Each record below should appear again exactly as written.

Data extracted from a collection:
** START **

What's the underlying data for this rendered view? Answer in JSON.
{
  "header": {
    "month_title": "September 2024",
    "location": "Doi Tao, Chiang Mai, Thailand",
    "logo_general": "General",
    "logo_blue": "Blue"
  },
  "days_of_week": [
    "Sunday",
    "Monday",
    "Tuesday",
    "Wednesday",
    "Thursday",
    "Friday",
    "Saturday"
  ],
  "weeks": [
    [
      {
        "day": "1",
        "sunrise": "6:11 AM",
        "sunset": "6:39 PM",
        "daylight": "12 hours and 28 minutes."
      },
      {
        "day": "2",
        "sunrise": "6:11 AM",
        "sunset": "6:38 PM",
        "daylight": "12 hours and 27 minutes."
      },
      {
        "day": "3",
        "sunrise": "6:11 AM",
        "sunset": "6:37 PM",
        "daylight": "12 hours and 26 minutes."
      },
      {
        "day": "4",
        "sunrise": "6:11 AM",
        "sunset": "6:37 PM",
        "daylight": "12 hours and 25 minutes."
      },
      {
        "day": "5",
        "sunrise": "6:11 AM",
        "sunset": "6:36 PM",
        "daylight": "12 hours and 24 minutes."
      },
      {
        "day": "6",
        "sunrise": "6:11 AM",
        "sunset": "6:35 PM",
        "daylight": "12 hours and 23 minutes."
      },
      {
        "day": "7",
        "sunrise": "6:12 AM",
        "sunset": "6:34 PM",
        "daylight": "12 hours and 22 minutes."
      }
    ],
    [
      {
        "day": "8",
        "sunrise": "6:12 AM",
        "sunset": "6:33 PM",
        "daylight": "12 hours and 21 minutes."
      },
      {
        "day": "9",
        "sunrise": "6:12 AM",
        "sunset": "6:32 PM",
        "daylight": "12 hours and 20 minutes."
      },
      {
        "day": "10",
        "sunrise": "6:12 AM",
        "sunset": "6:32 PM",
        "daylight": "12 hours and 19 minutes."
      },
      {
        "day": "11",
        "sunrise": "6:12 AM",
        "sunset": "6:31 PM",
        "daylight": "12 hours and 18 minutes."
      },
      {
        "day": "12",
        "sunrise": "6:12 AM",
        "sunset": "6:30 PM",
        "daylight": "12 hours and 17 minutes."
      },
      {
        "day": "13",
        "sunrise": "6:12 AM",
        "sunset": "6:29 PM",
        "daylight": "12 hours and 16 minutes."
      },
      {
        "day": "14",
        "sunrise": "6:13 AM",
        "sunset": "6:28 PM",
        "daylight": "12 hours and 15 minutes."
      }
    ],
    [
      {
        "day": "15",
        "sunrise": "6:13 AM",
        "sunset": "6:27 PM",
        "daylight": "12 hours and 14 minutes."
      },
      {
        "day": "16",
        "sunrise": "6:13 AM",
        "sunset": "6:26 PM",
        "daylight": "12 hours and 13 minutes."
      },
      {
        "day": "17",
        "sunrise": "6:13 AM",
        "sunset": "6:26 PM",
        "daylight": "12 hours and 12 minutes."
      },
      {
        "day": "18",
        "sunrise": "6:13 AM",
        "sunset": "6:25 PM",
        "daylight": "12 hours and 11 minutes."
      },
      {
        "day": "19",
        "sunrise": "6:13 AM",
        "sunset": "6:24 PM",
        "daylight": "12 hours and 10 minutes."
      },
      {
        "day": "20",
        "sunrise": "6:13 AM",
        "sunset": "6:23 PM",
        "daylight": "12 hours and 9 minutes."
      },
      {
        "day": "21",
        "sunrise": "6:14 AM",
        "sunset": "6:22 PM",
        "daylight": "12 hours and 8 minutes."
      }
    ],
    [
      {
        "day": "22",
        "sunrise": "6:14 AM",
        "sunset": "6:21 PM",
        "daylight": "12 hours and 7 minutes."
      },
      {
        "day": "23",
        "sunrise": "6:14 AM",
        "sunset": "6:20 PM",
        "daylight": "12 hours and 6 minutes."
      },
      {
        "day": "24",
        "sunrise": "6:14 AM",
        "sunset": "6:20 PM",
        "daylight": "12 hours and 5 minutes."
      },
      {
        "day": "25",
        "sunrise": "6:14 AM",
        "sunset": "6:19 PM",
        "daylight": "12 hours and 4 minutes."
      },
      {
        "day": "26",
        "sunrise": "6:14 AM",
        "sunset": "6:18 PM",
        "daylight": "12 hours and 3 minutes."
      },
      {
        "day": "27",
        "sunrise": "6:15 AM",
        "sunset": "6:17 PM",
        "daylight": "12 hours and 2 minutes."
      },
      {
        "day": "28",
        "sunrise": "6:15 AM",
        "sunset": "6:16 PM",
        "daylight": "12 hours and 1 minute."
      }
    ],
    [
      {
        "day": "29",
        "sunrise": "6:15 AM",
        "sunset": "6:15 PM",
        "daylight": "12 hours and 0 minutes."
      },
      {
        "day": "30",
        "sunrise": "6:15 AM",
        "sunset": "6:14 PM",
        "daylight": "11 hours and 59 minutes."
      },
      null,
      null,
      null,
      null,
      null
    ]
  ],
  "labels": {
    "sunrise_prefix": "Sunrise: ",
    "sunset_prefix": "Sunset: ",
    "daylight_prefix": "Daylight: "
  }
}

** END **

COMPLETE ANSWER -
What's the underlying data for this rendered view? Answer in JSON.
{
  "header": {
    "month_title": "September 2024",
    "location": "Doi Tao, Chiang Mai, Thailand",
    "logo_general": "General",
    "logo_blue": "Blue"
  },
  "days_of_week": [
    "Sunday",
    "Monday",
    "Tuesday",
    "Wednesday",
    "Thursday",
    "Friday",
    "Saturday"
  ],
  "weeks": [
    [
      {
        "day": "1",
        "sunrise": "6:11 AM",
        "sunset": "6:39 PM",
        "daylight": "12 hours and 28 minutes."
      },
      {
        "day": "2",
        "sunrise": "6:11 AM",
        "sunset": "6:38 PM",
        "daylight": "12 hours and 27 minutes."
      },
      {
        "day": "3",
        "sunrise": "6:11 AM",
        "sunset": "6:37 PM",
        "daylight": "12 hours and 26 minutes."
      },
      {
        "day": "4",
        "sunrise": "6:11 AM",
        "sunset": "6:37 PM",
        "daylight": "12 hours and 25 minutes."
      },
      {
        "day": "5",
        "sunrise": "6:11 AM",
        "sunset": "6:36 PM",
        "daylight": "12 hours and 24 minutes."
      },
      {
        "day": "6",
        "sunrise": "6:11 AM",
        "sunset": "6:35 PM",
        "daylight": "12 hours and 23 minutes."
      },
      {
        "day": "7",
        "sunrise": "6:12 AM",
        "sunset": "6:34 PM",
        "daylight": "12 hours and 22 minutes."
      }
    ],
    [
      {
        "day": "8",
        "sunrise": "6:12 AM",
        "sunset": "6:33 PM",
        "daylight": "12 hours and 21 minutes."
      },
      {
        "day": "9",
        "sunrise": "6:12 AM",
        "sunset": "6:32 PM",
        "daylight": "12 hours and 20 minutes."
      },
      {
        "day": "10",
        "sunrise": "6:12 AM",
        "sunset": "6:32 PM",
        "daylight": "12 hours and 19 minutes."
      },
      {
        "day": "11",
        "sunrise": "6:12 AM",
        "sunset": "6:31 PM",
        "daylight": "12 hours and 18 minutes."
      },
      {
        "day": "12",
        "sunrise": "6:12 AM",
        "sunset": "6:30 PM",
        "daylight": "12 hours and 17 minutes."
      },
      {
        "day": "13",
        "sunrise": "6:12 AM",
        "sunset": "6:29 PM",
        "daylight": "12 hours and 16 minutes."
      },
      {
        "day": "14",
        "sunrise": "6:13 AM",
        "sunset": "6:28 PM",
        "daylight": "12 hours and 15 minutes."
      }
    ],
    [
      {
        "day": "15",
        "sunrise": "6:13 AM",
        "sunset": "6:27 PM",
        "daylight": "12 hours and 14 minutes."
      },
      {
        "day": "16",
        "sunrise": "6:13 AM",
        "sunset": "6:26 PM",
        "daylight": "12 hours and 13 minutes."
      },
      {
        "day": "17",
        "sunrise": "6:13 AM",
        "sunset": "6:26 PM",
        "daylight": "12 hours and 12 minutes."
      },
      {
        "day": "18",
        "sunrise": "6:13 AM",
        "sunset": "6:25 PM",
        "daylight": "12 hours and 11 minutes."
      },
      {
        "day": "19",
        "sunrise": "6:13 AM",
        "sunset": "6:24 PM",
        "daylight": "12 hours and 10 minutes."
      },
      {
        "day": "20",
        "sunrise": "6:13 AM",
        "sunset": "6:23 PM",
        "daylight": "12 hours and 9 minutes."
      },
      {
        "day": "21",
        "sunrise": "6:14 AM",
        "sunset": "6:22 PM",
        "daylight": "12 hours and 8 minutes."
      }
    ],
    [
      {
        "day": "22",
        "sunrise": "6:14 AM",
        "sunset": "6:21 PM",
        "daylight": "12 hours and 7 minutes."
      },
      {
        "day": "23",
        "sunrise": "6:14 AM",
        "sunset": "6:20 PM",
        "daylight": "12 hours and 6 minutes."
      },
      {
        "day": "24",
        "sunrise": "6:14 AM",
        "sunset": "6:20 PM",
        "daylight": "12 hours and 5 minutes."
      },
      {
        "day": "25",
        "sunrise": "6:14 AM",
        "sunset": "6:19 PM",
        "daylight": "12 hours and 4 minutes."
      },
      {
        "day": "26",
        "sunrise": "6:14 AM",
        "sunset": "6:18 PM",
        "daylight": "12 hours and 3 minutes."
      },
      {
        "day": "27",
        "sunrise": "6:15 AM",
        "sunset": "6:17 PM",
        "daylight": "12 hours and 2 minutes."
      },
      {
        "day": "28",
        "sunrise": "6:15 AM",
        "sunset": "6:16 PM",
        "daylight": "12 hours and 1 minute."
      }
    ],
    [
      {
        "day": "29",
        "sunrise": "6:15 AM",
        "sunset": "6:15 PM",
        "daylight": "12 hours and 0 minutes."
      },
      {
        "day": "30",
        "sunrise": "6:15 AM",
        "sunset": "6:14 PM",
        "daylight": "11 hours and 59 minutes."
      },
      null,
      null,
      null,
      null,
      null
    ]
  ],
  "labels": {
    "sunrise_prefix": "Sunrise: ",
    "sunset_prefix": "Sunset: ",
    "daylight_prefix": "Daylight: "
  }
}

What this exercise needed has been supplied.